▶ _GOAL_
Review the listing and copy each line that holds the word "items".

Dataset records
··········

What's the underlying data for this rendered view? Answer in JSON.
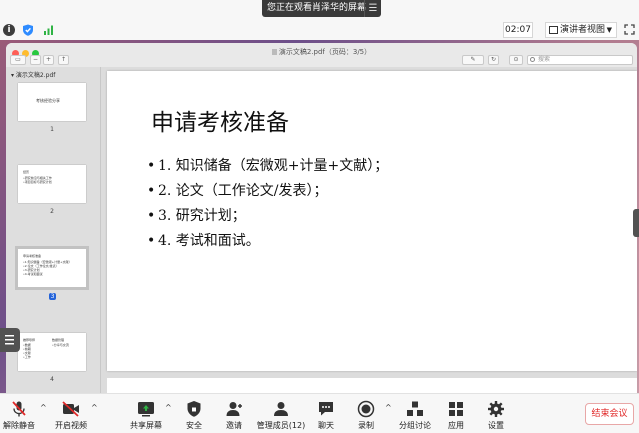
{
  "topbar": {
    "viewing_banner": "您正在观看肖泽华的屏幕",
    "timer": "02:07",
    "view_mode": "演讲者视图"
  },
  "preview_window": {
    "title": "演示文稿2.pdf（页码：3/5）",
    "search_placeholder": "搜索"
  },
  "sidebar": {
    "file_name": "演示文稿2.pdf",
    "thumbnails": [
      {
        "page": "1",
        "title": "考核经验分享",
        "lines": []
      },
      {
        "page": "2",
        "title": "经历",
        "lines": [
          "•研究前沿与相关工作",
          "•项目目标与研究计划"
        ]
      },
      {
        "page": "3",
        "title": "申请考核准备",
        "lines": [
          "•1.知识储备（宏微观+计量+文献）",
          "•2.论文（工作论文/发表）",
          "•3.研究计划",
          "•4.考试和面试"
        ]
      },
      {
        "page": "4",
        "title": "推荐导师",
        "title2": "数据管理",
        "lines": [
          "•数据",
          "•前期",
          "•文献",
          "•工作"
        ],
        "lines2": [
          "•分享与交流"
        ]
      }
    ],
    "current_page": "3"
  },
  "slide": {
    "title": "申请考核准备",
    "bullets": [
      "1. 知识储备（宏微观+计量+文献）；",
      "2. 论文（工作论文/发表）；",
      "3. 研究计划；",
      "4. 考试和面试。"
    ]
  },
  "toolbar": {
    "unmute": "解除静音",
    "start_video": "开启视频",
    "share_screen": "共享屏幕",
    "security": "安全",
    "invite": "邀请",
    "participants": "管理成员(12)",
    "chat": "聊天",
    "record": "录制",
    "breakout": "分组讨论",
    "apps": "应用",
    "settings": "设置",
    "leave": "结束会议"
  },
  "colors": {
    "accent_blue": "#2463d9",
    "leave_red": "#e02828",
    "mute_red": "#e02828",
    "share_green": "#2fb344"
  }
}
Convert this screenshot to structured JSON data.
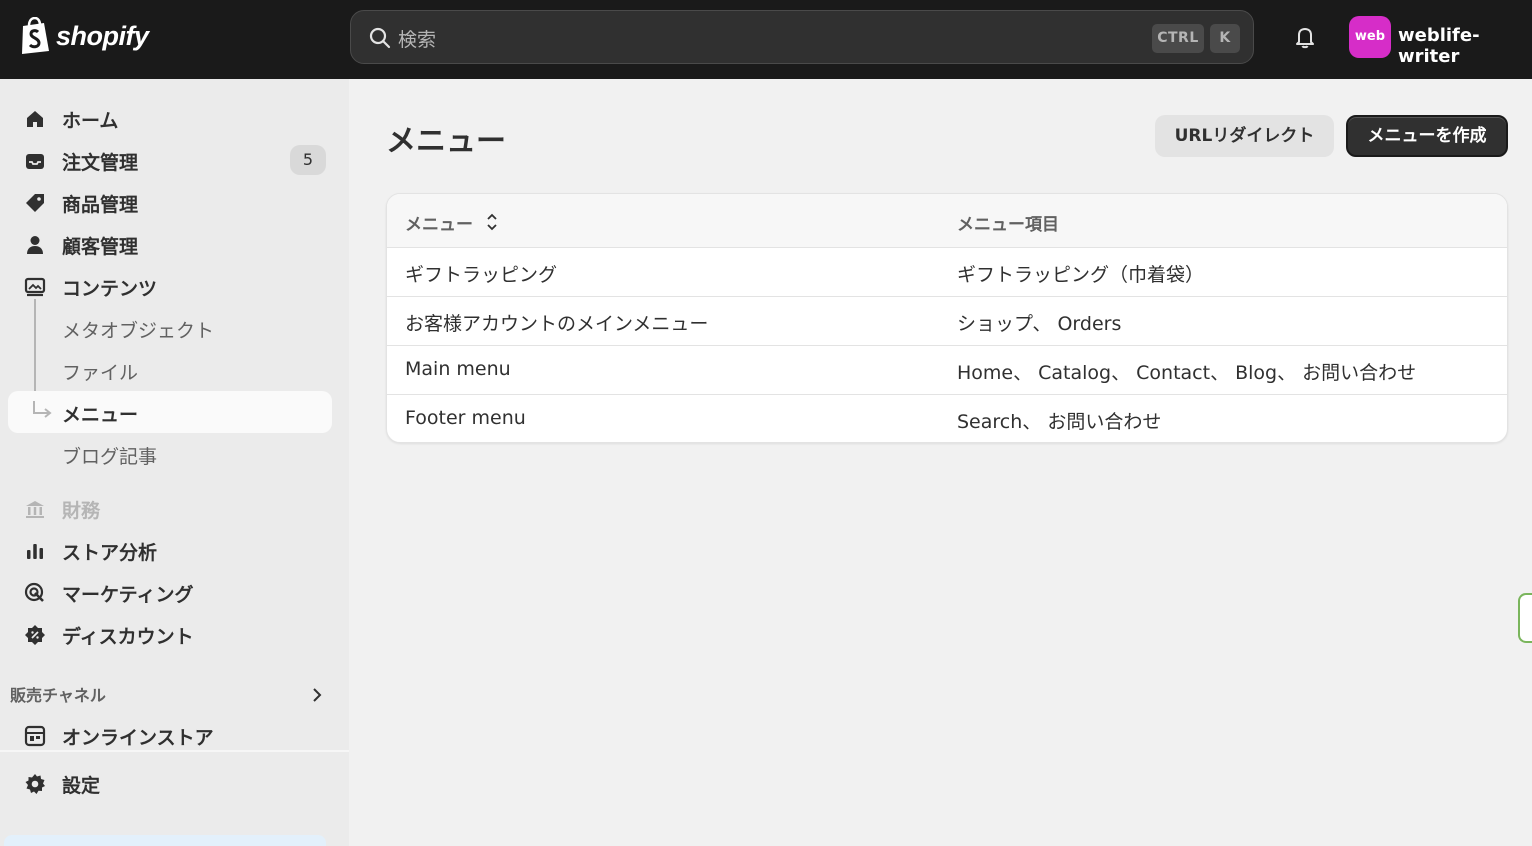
{
  "app": {
    "logo_text": "shopify"
  },
  "search": {
    "placeholder": "検索",
    "kbd_ctrl": "CTRL",
    "kbd_k": "K"
  },
  "account": {
    "avatar_text": "web",
    "store_name": "weblife-writer",
    "avatar_color": "#d62dc8"
  },
  "sidebar": {
    "items": [
      {
        "label": "ホーム",
        "icon": "home-icon"
      },
      {
        "label": "注文管理",
        "icon": "inbox-icon",
        "badge": "5"
      },
      {
        "label": "商品管理",
        "icon": "tag-icon"
      },
      {
        "label": "顧客管理",
        "icon": "person-icon"
      },
      {
        "label": "コンテンツ",
        "icon": "content-icon"
      },
      {
        "label": "メタオブジェクト"
      },
      {
        "label": "ファイル"
      },
      {
        "label": "メニュー",
        "active": true
      },
      {
        "label": "ブログ記事"
      },
      {
        "label": "財務",
        "icon": "bank-icon",
        "disabled": true
      },
      {
        "label": "ストア分析",
        "icon": "bar-chart-icon"
      },
      {
        "label": "マーケティング",
        "icon": "target-icon"
      },
      {
        "label": "ディスカウント",
        "icon": "discount-icon"
      }
    ],
    "sales_channels_label": "販売チャネル",
    "online_store_label": "オンラインストア",
    "settings_label": "設定"
  },
  "main": {
    "title": "メニュー",
    "url_redirect_label": "URLリダイレクト",
    "create_menu_label": "メニューを作成",
    "table": {
      "columns": [
        "メニュー",
        "メニュー項目"
      ],
      "rows": [
        {
          "name": "ギフトラッピング",
          "items": "ギフトラッピング（巾着袋）"
        },
        {
          "name": "お客様アカウントのメインメニュー",
          "items": "ショップ、 Orders"
        },
        {
          "name": "Main menu",
          "items": "Home、 Catalog、 Contact、 Blog、 お問い合わせ"
        },
        {
          "name": "Footer menu",
          "items": "Search、 お問い合わせ"
        }
      ]
    }
  },
  "colors": {
    "topbar": "#1a1a1a",
    "sidebar": "#ebebeb",
    "primary_button": "#303030"
  }
}
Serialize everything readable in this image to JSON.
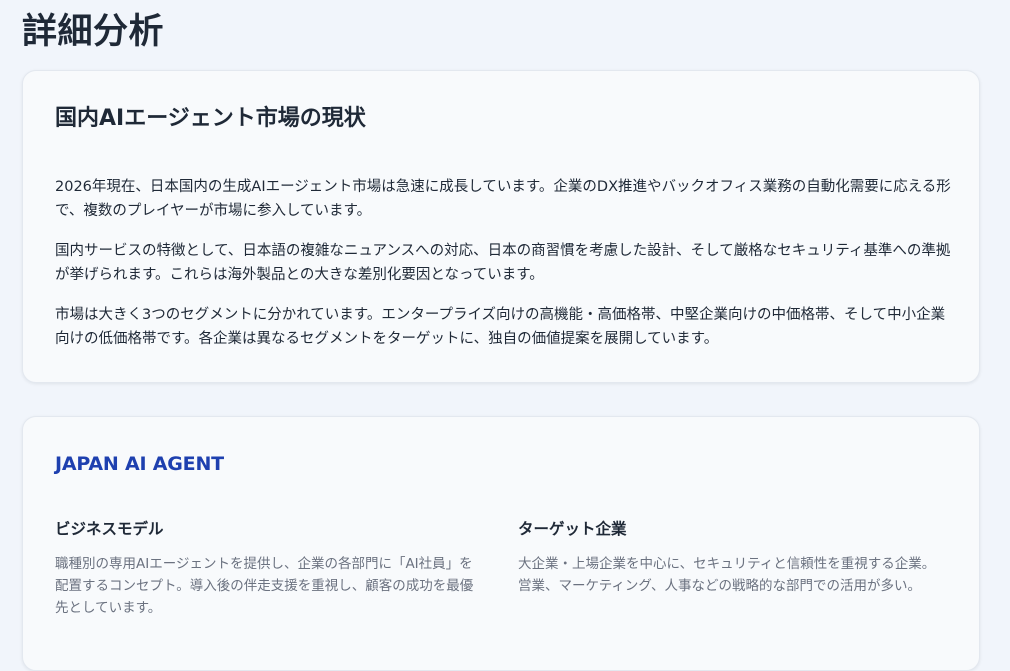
{
  "page": {
    "title": "詳細分析"
  },
  "market_card": {
    "heading": "国内AIエージェント市場の現状",
    "paragraphs": [
      "2026年現在、日本国内の生成AIエージェント市場は急速に成長しています。企業のDX推進やバックオフィス業務の自動化需要に応える形で、複数のプレイヤーが市場に参入しています。",
      "国内サービスの特徴として、日本語の複雑なニュアンスへの対応、日本の商習慣を考慮した設計、そして厳格なセキュリティ基準への準拠が挙げられます。これらは海外製品との大きな差別化要因となっています。",
      "市場は大きく3つのセグメントに分かれています。エンタープライズ向けの高機能・高価格帯、中堅企業向けの中価格帯、そして中小企業向けの低価格帯です。各企業は異なるセグメントをターゲットに、独自の価値提案を展開しています。"
    ]
  },
  "company_card": {
    "name": "JAPAN AI AGENT",
    "business_model": {
      "title": "ビジネスモデル",
      "body": "職種別の専用AIエージェントを提供し、企業の各部門に「AI社員」を配置するコンセプト。導入後の伴走支援を重視し、顧客の成功を最優先としています。"
    },
    "target": {
      "title": "ターゲット企業",
      "body": "大企業・上場企業を中心に、セキュリティと信頼性を重視する企業。営業、マーケティング、人事などの戦略的な部門での活用が多い。"
    }
  },
  "colors": {
    "background": "#f1f5fb",
    "card": "#f8fafc",
    "heading_text": "#1f2937",
    "muted_text": "#6b7280",
    "accent": "#1e40af"
  }
}
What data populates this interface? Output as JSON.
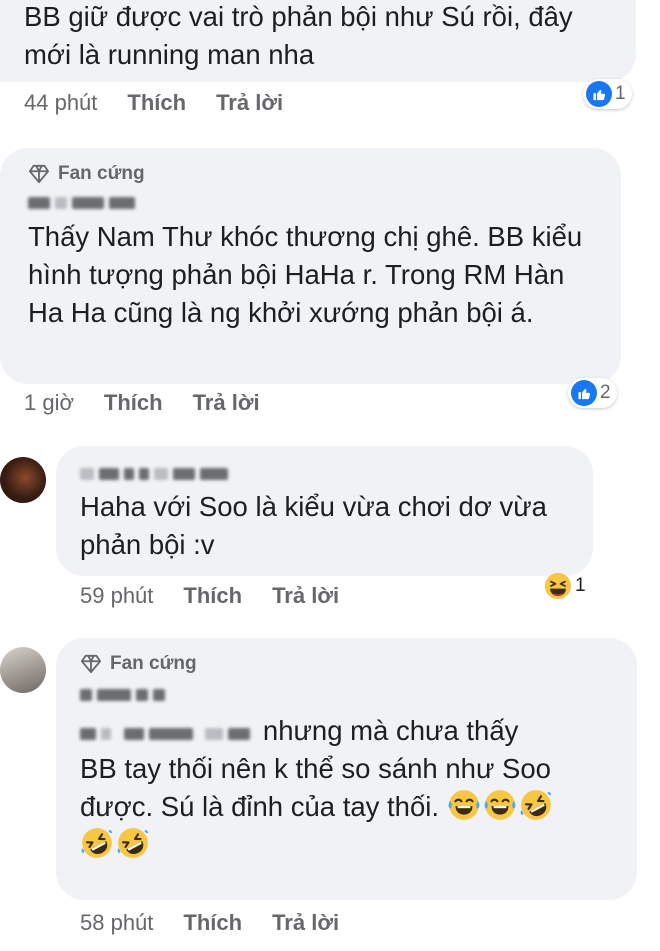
{
  "colors": {
    "bubble": "#f0f2f5",
    "meta": "#65676b",
    "like_blue": "#1877f2",
    "haha_yellow": "#f7c744"
  },
  "comments": [
    {
      "text": "BB giữ được vai trò phản bội như Sú rồi, đây mới là running man nha",
      "time": "44 phút",
      "like_label": "Thích",
      "reply_label": "Trả lời",
      "reaction": {
        "icon": "like-icon",
        "count": "1"
      }
    },
    {
      "badge": "Fan cứng",
      "text": "Thấy Nam Thư khóc thương chị ghê. BB kiểu hình tượng phản bội HaHa r. Trong RM Hàn Ha Ha cũng là ng khởi xướng phản bội á.",
      "time": "1 giờ",
      "like_label": "Thích",
      "reply_label": "Trả lời",
      "reaction": {
        "icon": "like-icon",
        "count": "2"
      }
    },
    {
      "text": "Haha với Soo là kiểu vừa chơi dơ vừa phản bội :v",
      "time": "59 phút",
      "like_label": "Thích",
      "reply_label": "Trả lời",
      "reaction": {
        "icon": "haha-icon",
        "count": "1"
      }
    },
    {
      "badge": "Fan cứng",
      "text_line1": "nhưng mà chưa thấy",
      "text_line2": "BB tay thối nên k thể so sánh như Soo",
      "text_line3": "được. Sú là đỉnh của tay thối.",
      "emojis": [
        "rolling-laugh-icon",
        "rolling-laugh-icon",
        "rofl-icon",
        "rofl-icon",
        "rofl-icon"
      ],
      "time": "58 phút",
      "like_label": "Thích",
      "reply_label": "Trả lời"
    }
  ]
}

··········

▶ _SOLUTION TO THE PROBLEM_
    "items": [
          "items": "ギフトラッピング（巾着袋）"
          "items": "ショップ、 Orders"
          "items": "Home、 Catalog、 Contact、 Blog、 お問い合わせ"
          "items": "Search、 お問い合わせ"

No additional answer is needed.